* _Source material_:
^^^^^^^^^^^^^^^^

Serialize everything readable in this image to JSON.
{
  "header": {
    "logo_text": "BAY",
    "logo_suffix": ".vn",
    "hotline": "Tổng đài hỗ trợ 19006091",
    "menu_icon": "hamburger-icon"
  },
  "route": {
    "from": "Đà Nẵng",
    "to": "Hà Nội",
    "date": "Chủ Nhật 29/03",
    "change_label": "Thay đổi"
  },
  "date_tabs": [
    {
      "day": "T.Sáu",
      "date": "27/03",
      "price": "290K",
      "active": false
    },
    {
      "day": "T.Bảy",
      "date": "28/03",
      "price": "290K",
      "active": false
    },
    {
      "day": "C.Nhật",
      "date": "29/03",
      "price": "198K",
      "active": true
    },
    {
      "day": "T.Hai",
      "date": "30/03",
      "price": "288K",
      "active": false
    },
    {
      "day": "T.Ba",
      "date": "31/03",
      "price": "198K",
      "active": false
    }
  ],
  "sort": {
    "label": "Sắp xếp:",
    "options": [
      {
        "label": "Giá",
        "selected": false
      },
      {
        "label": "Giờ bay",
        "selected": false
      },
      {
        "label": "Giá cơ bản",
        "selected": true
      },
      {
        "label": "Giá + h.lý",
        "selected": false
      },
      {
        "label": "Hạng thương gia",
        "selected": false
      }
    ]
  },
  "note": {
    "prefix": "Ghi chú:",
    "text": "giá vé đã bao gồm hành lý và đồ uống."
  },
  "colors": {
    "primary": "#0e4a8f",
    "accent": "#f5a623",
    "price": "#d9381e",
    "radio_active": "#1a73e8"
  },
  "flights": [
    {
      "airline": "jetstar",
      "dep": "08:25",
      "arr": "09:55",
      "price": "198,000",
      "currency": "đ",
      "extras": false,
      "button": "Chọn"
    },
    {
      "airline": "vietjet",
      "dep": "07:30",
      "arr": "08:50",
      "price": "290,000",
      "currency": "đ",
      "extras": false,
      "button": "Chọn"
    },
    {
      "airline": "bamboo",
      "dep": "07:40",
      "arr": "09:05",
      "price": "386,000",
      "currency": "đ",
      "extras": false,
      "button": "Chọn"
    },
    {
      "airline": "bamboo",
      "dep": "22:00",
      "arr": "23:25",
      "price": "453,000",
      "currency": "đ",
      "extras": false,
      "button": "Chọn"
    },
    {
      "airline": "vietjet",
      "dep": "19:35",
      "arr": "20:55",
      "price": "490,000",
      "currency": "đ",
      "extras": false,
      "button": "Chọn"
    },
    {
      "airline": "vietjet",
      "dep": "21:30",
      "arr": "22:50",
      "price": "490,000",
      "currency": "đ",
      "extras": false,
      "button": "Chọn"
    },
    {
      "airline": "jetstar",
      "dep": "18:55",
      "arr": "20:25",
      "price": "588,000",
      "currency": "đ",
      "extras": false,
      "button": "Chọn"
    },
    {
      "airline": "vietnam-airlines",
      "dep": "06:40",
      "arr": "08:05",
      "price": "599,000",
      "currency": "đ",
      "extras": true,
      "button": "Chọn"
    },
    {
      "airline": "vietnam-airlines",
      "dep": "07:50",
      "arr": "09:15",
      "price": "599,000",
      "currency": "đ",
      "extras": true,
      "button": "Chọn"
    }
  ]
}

^^^^^^^^^^^^^^^^

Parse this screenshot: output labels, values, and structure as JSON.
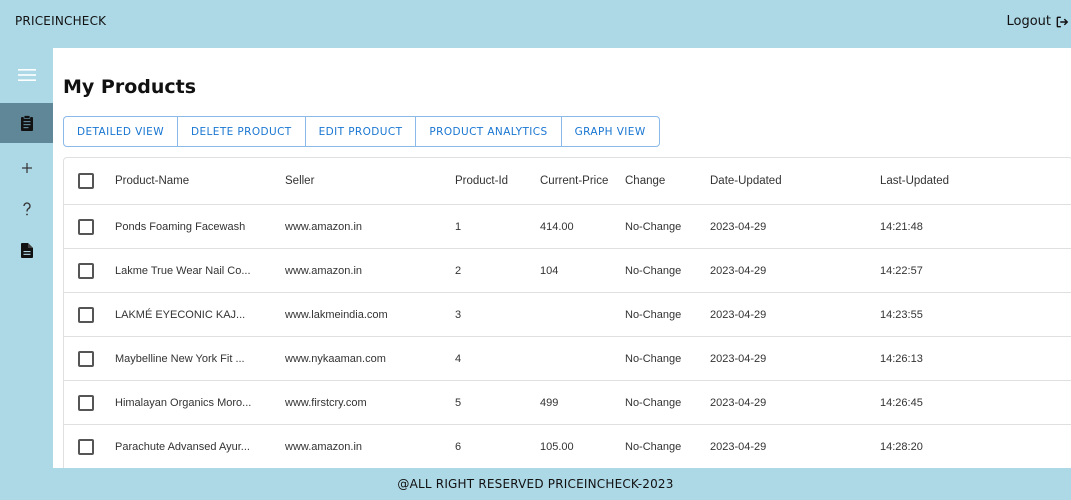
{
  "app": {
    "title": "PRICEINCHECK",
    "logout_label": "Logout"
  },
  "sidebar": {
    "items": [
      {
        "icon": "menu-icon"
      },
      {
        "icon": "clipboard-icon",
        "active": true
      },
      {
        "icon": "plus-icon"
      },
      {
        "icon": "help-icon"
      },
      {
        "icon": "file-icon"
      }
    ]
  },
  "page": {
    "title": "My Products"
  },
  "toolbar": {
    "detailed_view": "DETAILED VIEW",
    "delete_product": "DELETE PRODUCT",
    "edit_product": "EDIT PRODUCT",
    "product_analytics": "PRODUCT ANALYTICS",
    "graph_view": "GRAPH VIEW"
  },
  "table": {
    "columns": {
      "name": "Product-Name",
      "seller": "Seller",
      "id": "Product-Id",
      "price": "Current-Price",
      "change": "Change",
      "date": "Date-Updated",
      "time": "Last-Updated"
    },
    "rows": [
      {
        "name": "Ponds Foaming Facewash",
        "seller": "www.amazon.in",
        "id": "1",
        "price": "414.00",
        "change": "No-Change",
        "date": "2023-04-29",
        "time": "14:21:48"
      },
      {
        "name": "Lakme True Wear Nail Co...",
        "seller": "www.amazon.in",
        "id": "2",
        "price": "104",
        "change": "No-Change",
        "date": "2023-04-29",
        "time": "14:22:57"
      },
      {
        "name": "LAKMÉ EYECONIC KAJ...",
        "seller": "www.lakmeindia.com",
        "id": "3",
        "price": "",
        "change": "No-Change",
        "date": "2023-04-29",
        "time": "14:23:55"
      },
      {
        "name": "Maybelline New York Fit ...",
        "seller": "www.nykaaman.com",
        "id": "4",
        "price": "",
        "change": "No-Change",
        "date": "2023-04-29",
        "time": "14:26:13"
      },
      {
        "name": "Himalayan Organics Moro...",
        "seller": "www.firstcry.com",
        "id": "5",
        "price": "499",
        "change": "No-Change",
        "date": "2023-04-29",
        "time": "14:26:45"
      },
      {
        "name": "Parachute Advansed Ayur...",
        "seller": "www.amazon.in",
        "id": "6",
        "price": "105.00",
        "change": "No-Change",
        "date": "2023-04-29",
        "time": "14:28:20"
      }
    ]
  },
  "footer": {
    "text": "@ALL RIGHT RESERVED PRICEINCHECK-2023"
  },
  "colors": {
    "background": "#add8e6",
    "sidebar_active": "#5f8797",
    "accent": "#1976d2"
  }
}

^^^^^^^^^^^^^^^^

* _Aim of the exercise_: Pull every line containing the word "VIEW" out of the material.

* _Exercise result_:
    "detailed_view": "DETAILED VIEW",
    "graph_view": "GRAPH VIEW"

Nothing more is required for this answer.